◆ **SOURCE MATERIAL**
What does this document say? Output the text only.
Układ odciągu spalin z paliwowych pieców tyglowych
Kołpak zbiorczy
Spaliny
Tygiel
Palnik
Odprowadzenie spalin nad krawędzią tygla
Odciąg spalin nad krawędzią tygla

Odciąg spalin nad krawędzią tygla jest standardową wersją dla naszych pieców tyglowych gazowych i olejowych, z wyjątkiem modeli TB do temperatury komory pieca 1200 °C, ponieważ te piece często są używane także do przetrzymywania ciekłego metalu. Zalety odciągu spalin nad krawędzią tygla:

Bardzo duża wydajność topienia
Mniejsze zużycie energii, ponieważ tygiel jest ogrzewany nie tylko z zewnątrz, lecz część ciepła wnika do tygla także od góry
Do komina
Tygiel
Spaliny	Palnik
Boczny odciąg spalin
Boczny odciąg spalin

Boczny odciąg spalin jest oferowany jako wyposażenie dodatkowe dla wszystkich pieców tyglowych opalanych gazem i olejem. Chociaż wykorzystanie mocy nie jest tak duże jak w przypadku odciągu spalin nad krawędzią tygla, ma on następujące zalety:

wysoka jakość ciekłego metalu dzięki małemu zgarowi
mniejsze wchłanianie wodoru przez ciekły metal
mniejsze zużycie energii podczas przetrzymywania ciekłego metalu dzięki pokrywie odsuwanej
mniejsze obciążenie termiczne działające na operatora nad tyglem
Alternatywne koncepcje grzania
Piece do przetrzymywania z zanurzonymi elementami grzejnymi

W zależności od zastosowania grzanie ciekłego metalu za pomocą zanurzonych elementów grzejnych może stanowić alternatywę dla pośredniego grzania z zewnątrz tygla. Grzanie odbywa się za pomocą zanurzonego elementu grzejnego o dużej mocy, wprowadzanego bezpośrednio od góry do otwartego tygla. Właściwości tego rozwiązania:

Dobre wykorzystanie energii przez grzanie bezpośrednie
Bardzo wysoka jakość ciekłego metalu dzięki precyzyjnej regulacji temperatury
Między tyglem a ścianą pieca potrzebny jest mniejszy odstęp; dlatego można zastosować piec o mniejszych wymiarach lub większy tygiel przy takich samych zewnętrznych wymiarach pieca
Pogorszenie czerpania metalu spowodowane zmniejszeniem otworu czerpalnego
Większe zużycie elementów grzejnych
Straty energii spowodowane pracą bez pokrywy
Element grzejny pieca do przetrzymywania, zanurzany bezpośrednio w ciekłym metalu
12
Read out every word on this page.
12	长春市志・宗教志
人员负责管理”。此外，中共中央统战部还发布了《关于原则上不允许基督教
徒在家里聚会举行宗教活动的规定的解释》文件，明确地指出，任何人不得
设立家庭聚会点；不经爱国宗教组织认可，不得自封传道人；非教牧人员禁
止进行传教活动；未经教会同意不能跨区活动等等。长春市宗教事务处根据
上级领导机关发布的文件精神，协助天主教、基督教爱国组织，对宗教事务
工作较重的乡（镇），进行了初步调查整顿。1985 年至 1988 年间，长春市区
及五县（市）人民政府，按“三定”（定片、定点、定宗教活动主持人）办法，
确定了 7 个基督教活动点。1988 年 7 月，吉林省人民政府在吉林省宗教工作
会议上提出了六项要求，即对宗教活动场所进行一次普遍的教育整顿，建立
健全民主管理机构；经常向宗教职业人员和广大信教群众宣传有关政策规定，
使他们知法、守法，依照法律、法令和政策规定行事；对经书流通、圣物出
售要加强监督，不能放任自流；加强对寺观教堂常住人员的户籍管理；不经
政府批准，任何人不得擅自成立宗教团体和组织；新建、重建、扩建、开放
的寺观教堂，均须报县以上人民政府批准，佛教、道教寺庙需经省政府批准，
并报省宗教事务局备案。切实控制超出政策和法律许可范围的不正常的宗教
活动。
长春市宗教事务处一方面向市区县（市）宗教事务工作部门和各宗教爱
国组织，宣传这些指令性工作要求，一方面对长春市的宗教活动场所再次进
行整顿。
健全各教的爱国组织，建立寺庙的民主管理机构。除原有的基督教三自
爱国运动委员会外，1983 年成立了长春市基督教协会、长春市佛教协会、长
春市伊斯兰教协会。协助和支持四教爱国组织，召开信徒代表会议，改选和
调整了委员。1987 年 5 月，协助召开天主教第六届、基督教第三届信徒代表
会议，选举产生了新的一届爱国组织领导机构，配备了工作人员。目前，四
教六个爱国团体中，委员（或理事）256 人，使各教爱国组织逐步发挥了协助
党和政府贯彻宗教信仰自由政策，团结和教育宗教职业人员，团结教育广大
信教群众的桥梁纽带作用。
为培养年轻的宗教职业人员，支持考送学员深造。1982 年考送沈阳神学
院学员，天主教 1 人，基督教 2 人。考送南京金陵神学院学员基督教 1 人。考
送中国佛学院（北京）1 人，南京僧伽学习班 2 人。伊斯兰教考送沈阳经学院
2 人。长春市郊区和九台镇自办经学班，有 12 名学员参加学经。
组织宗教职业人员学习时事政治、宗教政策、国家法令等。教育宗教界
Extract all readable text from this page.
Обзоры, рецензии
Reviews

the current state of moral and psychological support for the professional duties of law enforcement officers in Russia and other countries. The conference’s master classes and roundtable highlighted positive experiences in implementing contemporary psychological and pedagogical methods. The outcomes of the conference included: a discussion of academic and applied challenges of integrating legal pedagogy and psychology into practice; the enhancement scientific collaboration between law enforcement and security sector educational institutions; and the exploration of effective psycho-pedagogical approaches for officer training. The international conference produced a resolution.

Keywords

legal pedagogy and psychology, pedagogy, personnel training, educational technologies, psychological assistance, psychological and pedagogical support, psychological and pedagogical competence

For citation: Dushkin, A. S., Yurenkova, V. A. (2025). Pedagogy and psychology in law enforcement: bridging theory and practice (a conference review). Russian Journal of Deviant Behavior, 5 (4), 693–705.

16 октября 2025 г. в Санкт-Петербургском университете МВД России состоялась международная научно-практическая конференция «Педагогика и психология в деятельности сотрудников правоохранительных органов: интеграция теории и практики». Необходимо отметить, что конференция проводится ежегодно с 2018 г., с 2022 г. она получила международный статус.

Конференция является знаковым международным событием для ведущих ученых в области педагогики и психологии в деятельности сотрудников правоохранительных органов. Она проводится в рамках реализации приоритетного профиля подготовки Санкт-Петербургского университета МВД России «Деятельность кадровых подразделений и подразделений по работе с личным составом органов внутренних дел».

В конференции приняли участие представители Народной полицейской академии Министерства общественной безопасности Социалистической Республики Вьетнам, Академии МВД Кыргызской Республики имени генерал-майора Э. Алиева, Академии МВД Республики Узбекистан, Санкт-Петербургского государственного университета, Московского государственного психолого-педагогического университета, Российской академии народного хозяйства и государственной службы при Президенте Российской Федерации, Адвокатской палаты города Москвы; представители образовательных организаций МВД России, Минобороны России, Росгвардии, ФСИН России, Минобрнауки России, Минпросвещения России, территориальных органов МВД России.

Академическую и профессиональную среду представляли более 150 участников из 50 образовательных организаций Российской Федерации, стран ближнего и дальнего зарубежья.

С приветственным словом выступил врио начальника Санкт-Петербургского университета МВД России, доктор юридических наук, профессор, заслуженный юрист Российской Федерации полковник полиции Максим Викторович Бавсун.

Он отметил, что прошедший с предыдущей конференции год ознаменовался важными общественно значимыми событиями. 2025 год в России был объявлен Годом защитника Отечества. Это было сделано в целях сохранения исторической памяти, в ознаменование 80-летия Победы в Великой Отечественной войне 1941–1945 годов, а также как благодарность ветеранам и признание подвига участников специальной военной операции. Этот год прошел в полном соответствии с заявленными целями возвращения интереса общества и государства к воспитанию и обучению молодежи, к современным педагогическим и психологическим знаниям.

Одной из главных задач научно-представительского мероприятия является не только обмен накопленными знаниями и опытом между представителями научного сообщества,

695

◆ **PROBLEM TO SOLVE**
Extract every record and return it verbatim.

◆ **RESULT**
What does this document say? Output the text only.
Układ odciągu spalin z paliwowych pieców tyglowych
Kołpak zbiorczy
Spaliny
Tygiel
Palnik
Odprowadzenie spalin nad krawędzią tygla
Odciąg spalin nad krawędzią tygla

Odciąg spalin nad krawędzią tygla jest standardową wersją dla naszych pieców tyglowych gazowych i olejowych, z wyjątkiem modeli TB do temperatury komory pieca 1200 °C, ponieważ te piece często są używane także do przetrzymywania ciekłego metalu. Zalety odciągu spalin nad krawędzią tygla:

Bardzo duża wydajność topienia
Mniejsze zużycie energii, ponieważ tygiel jest ogrzewany nie tylko z zewnątrz, lecz część ciepła wnika do tygla także od góry
Do komina
Tygiel
Spaliny	Palnik
Boczny odciąg spalin
Boczny odciąg spalin

Boczny odciąg spalin jest oferowany jako wyposażenie dodatkowe dla wszystkich pieców tyglowych opalanych gazem i olejem. Chociaż wykorzystanie mocy nie jest tak duże jak w przypadku odciągu spalin nad krawędzią tygla, ma on następujące zalety:

wysoka jakość ciekłego metalu dzięki małemu zgarowi
mniejsze wchłanianie wodoru przez ciekły metal
mniejsze zużycie energii podczas przetrzymywania ciekłego metalu dzięki pokrywie odsuwanej
mniejsze obciążenie termiczne działające na operatora nad tyglem
Alternatywne koncepcje grzania
Piece do przetrzymywania z zanurzonymi elementami grzejnymi

W zależności od zastosowania grzanie ciekłego metalu za pomocą zanurzonych elementów grzejnych może stanowić alternatywę dla pośredniego grzania z zewnątrz tygla. Grzanie odbywa się za pomocą zanurzonego elementu grzejnego o dużej mocy, wprowadzanego bezpośrednio od góry do otwartego tygla. Właściwości tego rozwiązania:

Dobre wykorzystanie energii przez grzanie bezpośrednie
Bardzo wysoka jakość ciekłego metalu dzięki precyzyjnej regulacji temperatury
Między tyglem a ścianą pieca potrzebny jest mniejszy odstęp; dlatego można zastosować piec o mniejszych wymiarach lub większy tygiel przy takich samych zewnętrznych wymiarach pieca
Pogorszenie czerpania metalu spowodowane zmniejszeniem otworu czerpalnego
Większe zużycie elementów grzejnych
Straty energii spowodowane pracą bez pokrywy
Element grzejny pieca do przetrzymywania, zanurzany bezpośrednio w ciekłym metalu
12
Read out every word on this page.
12	长春市志・宗教志
人员负责管理”。此外，中共中央统战部还发布了《关于原则上不允许基督教
徒在家里聚会举行宗教活动的规定的解释》文件，明确地指出，任何人不得
设立家庭聚会点；不经爱国宗教组织认可，不得自封传道人；非教牧人员禁
止进行传教活动；未经教会同意不能跨区活动等等。长春市宗教事务处根据
上级领导机关发布的文件精神，协助天主教、基督教爱国组织，对宗教事务
工作较重的乡（镇），进行了初步调查整顿。1985 年至 1988 年间，长春市区
及五县（市）人民政府，按“三定”（定片、定点、定宗教活动主持人）办法，
确定了 7 个基督教活动点。1988 年 7 月，吉林省人民政府在吉林省宗教工作
会议上提出了六项要求，即对宗教活动场所进行一次普遍的教育整顿，建立
健全民主管理机构；经常向宗教职业人员和广大信教群众宣传有关政策规定，
使他们知法、守法，依照法律、法令和政策规定行事；对经书流通、圣物出
售要加强监督，不能放任自流；加强对寺观教堂常住人员的户籍管理；不经
政府批准，任何人不得擅自成立宗教团体和组织；新建、重建、扩建、开放
的寺观教堂，均须报县以上人民政府批准，佛教、道教寺庙需经省政府批准，
并报省宗教事务局备案。切实控制超出政策和法律许可范围的不正常的宗教
活动。
长春市宗教事务处一方面向市区县（市）宗教事务工作部门和各宗教爱
国组织，宣传这些指令性工作要求，一方面对长春市的宗教活动场所再次进
行整顿。
健全各教的爱国组织，建立寺庙的民主管理机构。除原有的基督教三自
爱国运动委员会外，1983 年成立了长春市基督教协会、长春市佛教协会、长
春市伊斯兰教协会。协助和支持四教爱国组织，召开信徒代表会议，改选和
调整了委员。1987 年 5 月，协助召开天主教第六届、基督教第三届信徒代表
会议，选举产生了新的一届爱国组织领导机构，配备了工作人员。目前，四
教六个爱国团体中，委员（或理事）256 人，使各教爱国组织逐步发挥了协助
党和政府贯彻宗教信仰自由政策，团结和教育宗教职业人员，团结教育广大
信教群众的桥梁纽带作用。
为培养年轻的宗教职业人员，支持考送学员深造。1982 年考送沈阳神学
院学员，天主教 1 人，基督教 2 人。考送南京金陵神学院学员基督教 1 人。考
送中国佛学院（北京）1 人，南京僧伽学习班 2 人。伊斯兰教考送沈阳经学院
2 人。长春市郊区和九台镇自办经学班，有 12 名学员参加学经。
组织宗教职业人员学习时事政治、宗教政策、国家法令等。教育宗教界
Extract all readable text from this page.
Обзоры, рецензии
Reviews

the current state of moral and psychological support for the professional duties of law enforcement officers in Russia and other countries. The conference’s master classes and roundtable highlighted positive experiences in implementing contemporary psychological and pedagogical methods. The outcomes of the conference included: a discussion of academic and applied challenges of integrating legal pedagogy and psychology into practice; the enhancement scientific collaboration between law enforcement and security sector educational institutions; and the exploration of effective psycho-pedagogical approaches for officer training. The international conference produced a resolution.

Keywords

legal pedagogy and psychology, pedagogy, personnel training, educational technologies, psychological assistance, psychological and pedagogical support, psychological and pedagogical competence

For citation: Dushkin, A. S., Yurenkova, V. A. (2025). Pedagogy and psychology in law enforcement: bridging theory and practice (a conference review). Russian Journal of Deviant Behavior, 5 (4), 693–705.

16 октября 2025 г. в Санкт-Петербургском университете МВД России состоялась международная научно-практическая конференция «Педагогика и психология в деятельности сотрудников правоохранительных органов: интеграция теории и практики». Необходимо отметить, что конференция проводится ежегодно с 2018 г., с 2022 г. она получила международный статус.

Конференция является знаковым международным событием для ведущих ученых в области педагогики и психологии в деятельности сотрудников правоохранительных органов. Она проводится в рамках реализации приоритетного профиля подготовки Санкт-Петербургского университета МВД России «Деятельность кадровых подразделений и подразделений по работе с личным составом органов внутренних дел».

В конференции приняли участие представители Народной полицейской академии Министерства общественной безопасности Социалистической Республики Вьетнам, Академии МВД Кыргызской Республики имени генерал-майора Э. Алиева, Академии МВД Республики Узбекистан, Санкт-Петербургского государственного университета, Московского государственного психолого-педагогического университета, Российской академии народного хозяйства и государственной службы при Президенте Российской Федерации, Адвокатской палаты города Москвы; представители образовательных организаций МВД России, Минобороны России, Росгвардии, ФСИН России, Минобрнауки России, Минпросвещения России, территориальных органов МВД России.

Академическую и профессиональную среду представляли более 150 участников из 50 образовательных организаций Российской Федерации, стран ближнего и дальнего зарубежья.

С приветственным словом выступил врио начальника Санкт-Петербургского университета МВД России, доктор юридических наук, профессор, заслуженный юрист Российской Федерации полковник полиции Максим Викторович Бавсун.

Он отметил, что прошедший с предыдущей конференции год ознаменовался важными общественно значимыми событиями. 2025 год в России был объявлен Годом защитника Отечества. Это было сделано в целях сохранения исторической памяти, в ознаменование 80-летия Победы в Великой Отечественной войне 1941–1945 годов, а также как благодарность ветеранам и признание подвига участников специальной военной операции. Этот год прошел в полном соответствии с заявленными целями возвращения интереса общества и государства к воспитанию и обучению молодежи, к современным педагогическим и психологическим знаниям.

Одной из главных задач научно-представительского мероприятия является не только обмен накопленными знаниями и опытом между представителями научного сообщества,

695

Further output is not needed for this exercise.